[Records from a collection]
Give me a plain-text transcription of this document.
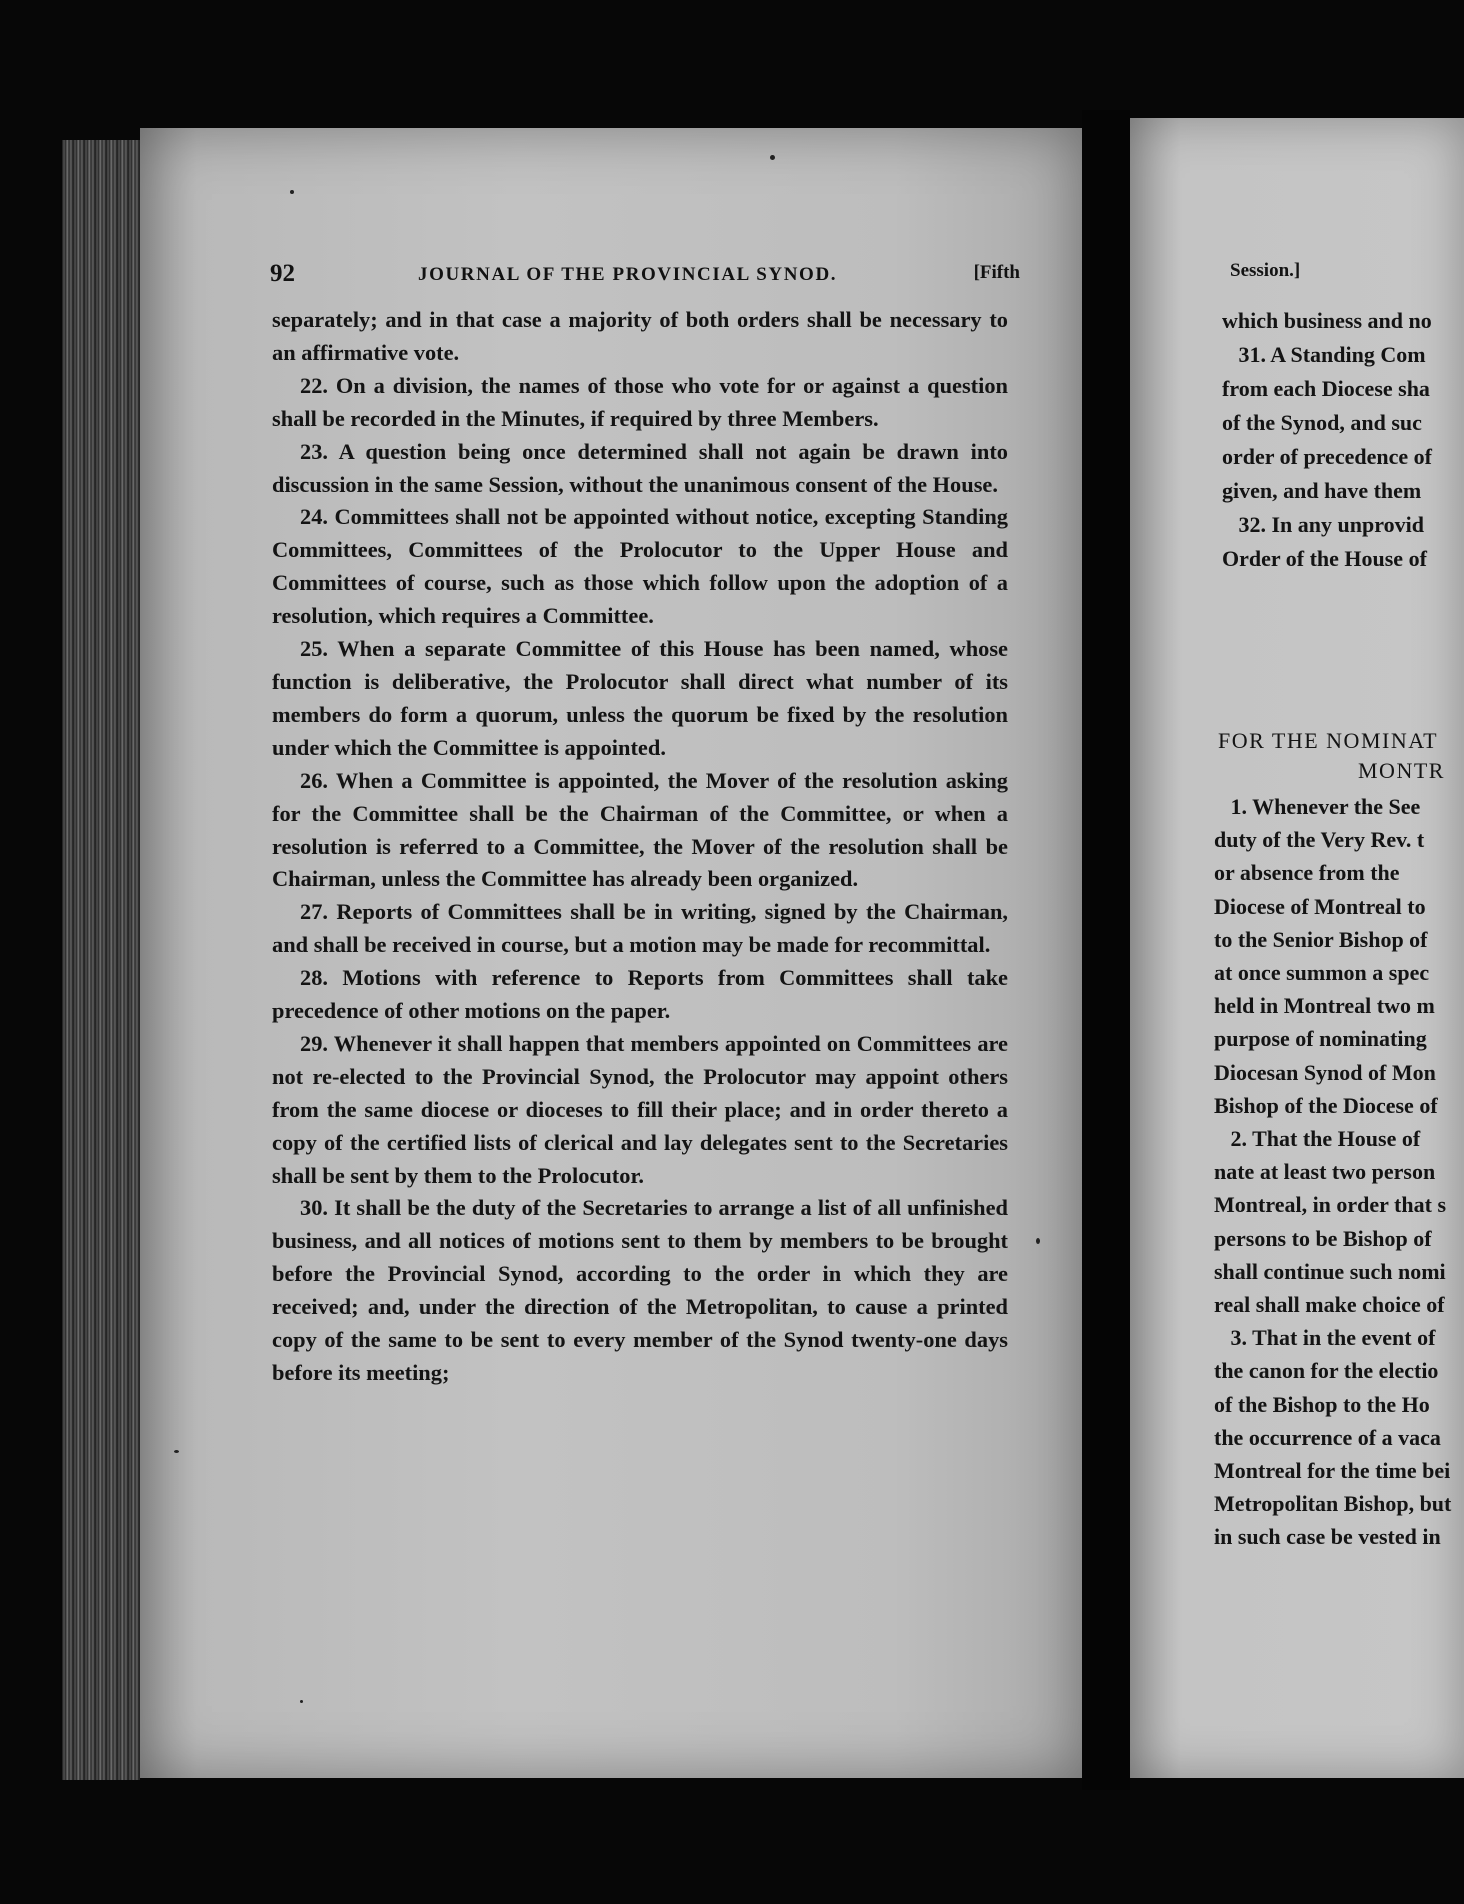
92	JOURNAL OF THE PROVINCIAL SYNOD.	[Fifth

separately; and in that case a majority of both orders shall be necessary to an affirmative vote.

22. On a division, the names of those who vote for or against a question shall be recorded in the Minutes, if required by three Members.

23. A question being once determined shall not again be drawn into discussion in the same Session, without the unanimous consent of the House.

24. Committees shall not be appointed without notice, excepting Standing Committees, Committees of the Prolocutor to the Upper House and Committees of course, such as those which follow upon the adoption of a resolution, which requires a Committee.

25. When a separate Committee of this House has been named, whose function is deliberative, the Prolocutor shall direct what number of its members do form a quorum, unless the quorum be fixed by the resolution under which the Committee is appointed.

26. When a Committee is appointed, the Mover of the resolution asking for the Committee shall be the Chairman of the Committee, or when a resolution is referred to a Committee, the Mover of the resolution shall be Chairman, unless the Committee has already been organized.

27. Reports of Committees shall be in writing, signed by the Chairman, and shall be received in course, but a motion may be made for recommittal.

28. Motions with reference to Reports from Committees shall take precedence of other motions on the paper.

29. Whenever it shall happen that members appointed on Committees are not re-elected to the Provincial Synod, the Prolocutor may appoint others from the same diocese or dioceses to fill their place; and in order thereto a copy of the certified lists of clerical and lay delegates sent to the Secretaries shall be sent by them to the Prolocutor.

30. It shall be the duty of the Secretaries to arrange a list of all unfinished business, and all notices of motions sent to them by members to be brought before the Provincial Synod, according to the order in which they are received; and, under the direction of the Metropolitan, to cause a printed copy of the same to be sent to every member of the Synod twenty-one days before its meeting;

Session.]
which business and no
31. A Standing Com
from each Diocese sha
of the Synod, and suc
order of precedence of
given, and have them
32. In any unprovid
Order of the House of
FOR THE NOMINAT
MONTR
1. Whenever the See
duty of the Very Rev. t
or absence from the
Diocese of Montreal to
to the Senior Bishop of
at once summon a spec
held in Montreal two m
purpose of nominating
Diocesan Synod of Mon
Bishop of the Diocese of
2. That the House of
nate at least two person
Montreal, in order that s
persons to be Bishop of
shall continue such nomi
real shall make choice of
3. That in the event of
the canon for the electio
of the Bishop to the Ho
the occurrence of a vaca
Montreal for the time bei
Metropolitan Bishop, but
in such case be vested in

» Exercise aim
The listing above must be printed again exactly, minus its pictures.

» Finished exercise
Give me a plain-text transcription of this document.
92	JOURNAL OF THE PROVINCIAL SYNOD.	[Fifth

separately; and in that case a majority of both orders shall be necessary to an affirmative vote.

22. On a division, the names of those who vote for or against a question shall be recorded in the Minutes, if required by three Members.

23. A question being once determined shall not again be drawn into discussion in the same Session, without the unanimous consent of the House.

24. Committees shall not be appointed without notice, excepting Standing Committees, Committees of the Prolocutor to the Upper House and Committees of course, such as those which follow upon the adoption of a resolution, which requires a Committee.

25. When a separate Committee of this House has been named, whose function is deliberative, the Prolocutor shall direct what number of its members do form a quorum, unless the quorum be fixed by the resolution under which the Committee is appointed.

26. When a Committee is appointed, the Mover of the resolution asking for the Committee shall be the Chairman of the Committee, or when a resolution is referred to a Committee, the Mover of the resolution shall be Chairman, unless the Committee has already been organized.

27. Reports of Committees shall be in writing, signed by the Chairman, and shall be received in course, but a motion may be made for recommittal.

28. Motions with reference to Reports from Committees shall take precedence of other motions on the paper.

29. Whenever it shall happen that members appointed on Committees are not re-elected to the Provincial Synod, the Prolocutor may appoint others from the same diocese or dioceses to fill their place; and in order thereto a copy of the certified lists of clerical and lay delegates sent to the Secretaries shall be sent by them to the Prolocutor.

30. It shall be the duty of the Secretaries to arrange a list of all unfinished business, and all notices of motions sent to them by members to be brought before the Provincial Synod, according to the order in which they are received; and, under the direction of the Metropolitan, to cause a printed copy of the same to be sent to every member of the Synod twenty-one days before its meeting;

Session.]
which business and no
31. A Standing Com
from each Diocese sha
of the Synod, and suc
order of precedence of
given, and have them
32. In any unprovid
Order of the House of
FOR THE NOMINAT
MONTR
1. Whenever the See
duty of the Very Rev. t
or absence from the
Diocese of Montreal to
to the Senior Bishop of
at once summon a spec
held in Montreal two m
purpose of nominating
Diocesan Synod of Mon
Bishop of the Diocese of
2. That the House of
nate at least two person
Montreal, in order that s
persons to be Bishop of
shall continue such nomi
real shall make choice of
3. That in the event of
the canon for the electio
of the Bishop to the Ho
the occurrence of a vaca
Montreal for the time bei
Metropolitan Bishop, but
in such case be vested in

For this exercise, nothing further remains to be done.